◆ The problem ◆
Each record below should be repeated precisely as written.

(Data entries)
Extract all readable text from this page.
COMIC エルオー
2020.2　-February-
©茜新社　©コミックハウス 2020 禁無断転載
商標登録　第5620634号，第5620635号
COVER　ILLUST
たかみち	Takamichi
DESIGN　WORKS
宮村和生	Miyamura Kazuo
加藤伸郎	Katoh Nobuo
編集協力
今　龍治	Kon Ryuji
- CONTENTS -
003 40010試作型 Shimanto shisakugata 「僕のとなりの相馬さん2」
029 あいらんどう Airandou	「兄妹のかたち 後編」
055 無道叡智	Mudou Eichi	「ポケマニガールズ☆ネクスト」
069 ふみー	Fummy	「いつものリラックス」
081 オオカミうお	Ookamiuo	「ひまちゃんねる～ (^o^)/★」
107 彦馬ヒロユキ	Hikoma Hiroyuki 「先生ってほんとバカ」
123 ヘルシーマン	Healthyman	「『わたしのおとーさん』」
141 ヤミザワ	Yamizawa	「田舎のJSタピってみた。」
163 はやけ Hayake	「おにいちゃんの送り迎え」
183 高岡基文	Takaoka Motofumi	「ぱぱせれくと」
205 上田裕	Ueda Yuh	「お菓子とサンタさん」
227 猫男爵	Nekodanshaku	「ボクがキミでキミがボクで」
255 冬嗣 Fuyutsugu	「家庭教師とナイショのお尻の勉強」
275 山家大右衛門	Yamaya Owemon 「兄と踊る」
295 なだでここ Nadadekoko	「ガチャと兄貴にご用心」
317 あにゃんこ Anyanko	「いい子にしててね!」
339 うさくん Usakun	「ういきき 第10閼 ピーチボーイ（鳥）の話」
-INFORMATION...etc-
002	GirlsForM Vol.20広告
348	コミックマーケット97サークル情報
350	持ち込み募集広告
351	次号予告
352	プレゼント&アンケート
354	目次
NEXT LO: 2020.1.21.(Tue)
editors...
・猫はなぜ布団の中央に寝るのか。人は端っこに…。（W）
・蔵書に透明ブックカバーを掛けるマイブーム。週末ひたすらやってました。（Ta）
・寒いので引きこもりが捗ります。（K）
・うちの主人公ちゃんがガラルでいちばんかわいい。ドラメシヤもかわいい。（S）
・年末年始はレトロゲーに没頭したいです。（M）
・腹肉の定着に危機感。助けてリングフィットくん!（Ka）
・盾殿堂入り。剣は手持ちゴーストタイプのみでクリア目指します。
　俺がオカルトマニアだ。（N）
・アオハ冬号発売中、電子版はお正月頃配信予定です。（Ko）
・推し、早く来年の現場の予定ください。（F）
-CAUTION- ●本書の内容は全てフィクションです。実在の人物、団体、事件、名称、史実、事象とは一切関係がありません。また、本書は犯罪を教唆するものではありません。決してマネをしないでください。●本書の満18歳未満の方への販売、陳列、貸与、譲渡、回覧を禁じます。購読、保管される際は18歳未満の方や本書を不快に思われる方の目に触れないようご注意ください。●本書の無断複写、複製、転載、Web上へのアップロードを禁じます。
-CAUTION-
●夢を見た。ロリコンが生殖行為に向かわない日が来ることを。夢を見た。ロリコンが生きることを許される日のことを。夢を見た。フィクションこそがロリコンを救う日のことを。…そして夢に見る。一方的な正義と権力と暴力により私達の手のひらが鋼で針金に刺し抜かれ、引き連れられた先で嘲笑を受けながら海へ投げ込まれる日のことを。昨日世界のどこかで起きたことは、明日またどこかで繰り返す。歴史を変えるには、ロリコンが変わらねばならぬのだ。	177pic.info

◆ Response for this exercise ◆
Extract all readable text from this page.
COMIC エルオー
2020.2　-February-
©茜新社　©コミックハウス 2020 禁無断転載
商標登録　第5620634号，第5620635号
COVER　ILLUST
たかみち	Takamichi
DESIGN　WORKS
宮村和生	Miyamura Kazuo
加藤伸郎	Katoh Nobuo
編集協力
今　龍治	Kon Ryuji
- CONTENTS -
003 40010試作型 Shimanto shisakugata 「僕のとなりの相馬さん2」
029 あいらんどう Airandou	「兄妹のかたち 後編」
055 無道叡智	Mudou Eichi	「ポケマニガールズ☆ネクスト」
069 ふみー	Fummy	「いつものリラックス」
081 オオカミうお	Ookamiuo	「ひまちゃんねる～ (^o^)/★」
107 彦馬ヒロユキ	Hikoma Hiroyuki 「先生ってほんとバカ」
123 ヘルシーマン	Healthyman	「『わたしのおとーさん』」
141 ヤミザワ	Yamizawa	「田舎のJSタピってみた。」
163 はやけ Hayake	「おにいちゃんの送り迎え」
183 高岡基文	Takaoka Motofumi	「ぱぱせれくと」
205 上田裕	Ueda Yuh	「お菓子とサンタさん」
227 猫男爵	Nekodanshaku	「ボクがキミでキミがボクで」
255 冬嗣 Fuyutsugu	「家庭教師とナイショのお尻の勉強」
275 山家大右衛門	Yamaya Owemon 「兄と踊る」
295 なだでここ Nadadekoko	「ガチャと兄貴にご用心」
317 あにゃんこ Anyanko	「いい子にしててね!」
339 うさくん Usakun	「ういきき 第10閼 ピーチボーイ（鳥）の話」
-INFORMATION...etc-
002	GirlsForM Vol.20広告
348	コミックマーケット97サークル情報
350	持ち込み募集広告
351	次号予告
352	プレゼント&アンケート
354	目次
NEXT LO: 2020.1.21.(Tue)
editors...
・猫はなぜ布団の中央に寝るのか。人は端っこに…。（W）
・蔵書に透明ブックカバーを掛けるマイブーム。週末ひたすらやってました。（Ta）
・寒いので引きこもりが捗ります。（K）
・うちの主人公ちゃんがガラルでいちばんかわいい。ドラメシヤもかわいい。（S）
・年末年始はレトロゲーに没頭したいです。（M）
・腹肉の定着に危機感。助けてリングフィットくん!（Ka）
・盾殿堂入り。剣は手持ちゴーストタイプのみでクリア目指します。
　俺がオカルトマニアだ。（N）
・アオハ冬号発売中、電子版はお正月頃配信予定です。（Ko）
・推し、早く来年の現場の予定ください。（F）
-CAUTION- ●本書の内容は全てフィクションです。実在の人物、団体、事件、名称、史実、事象とは一切関係がありません。また、本書は犯罪を教唆するものではありません。決してマネをしないでください。●本書の満18歳未満の方への販売、陳列、貸与、譲渡、回覧を禁じます。購読、保管される際は18歳未満の方や本書を不快に思われる方の目に触れないようご注意ください。●本書の無断複写、複製、転載、Web上へのアップロードを禁じます。
-CAUTION-
●夢を見た。ロリコンが生殖行為に向かわない日が来ることを。夢を見た。ロリコンが生きることを許される日のことを。夢を見た。フィクションこそがロリコンを救う日のことを。…そして夢に見る。一方的な正義と権力と暴力により私達の手のひらが鋼で針金に刺し抜かれ、引き連れられた先で嘲笑を受けながら海へ投げ込まれる日のことを。昨日世界のどこかで起きたことは、明日またどこかで繰り返す。歴史を変えるには、ロリコンが変わらねばならぬのだ。	177pic.info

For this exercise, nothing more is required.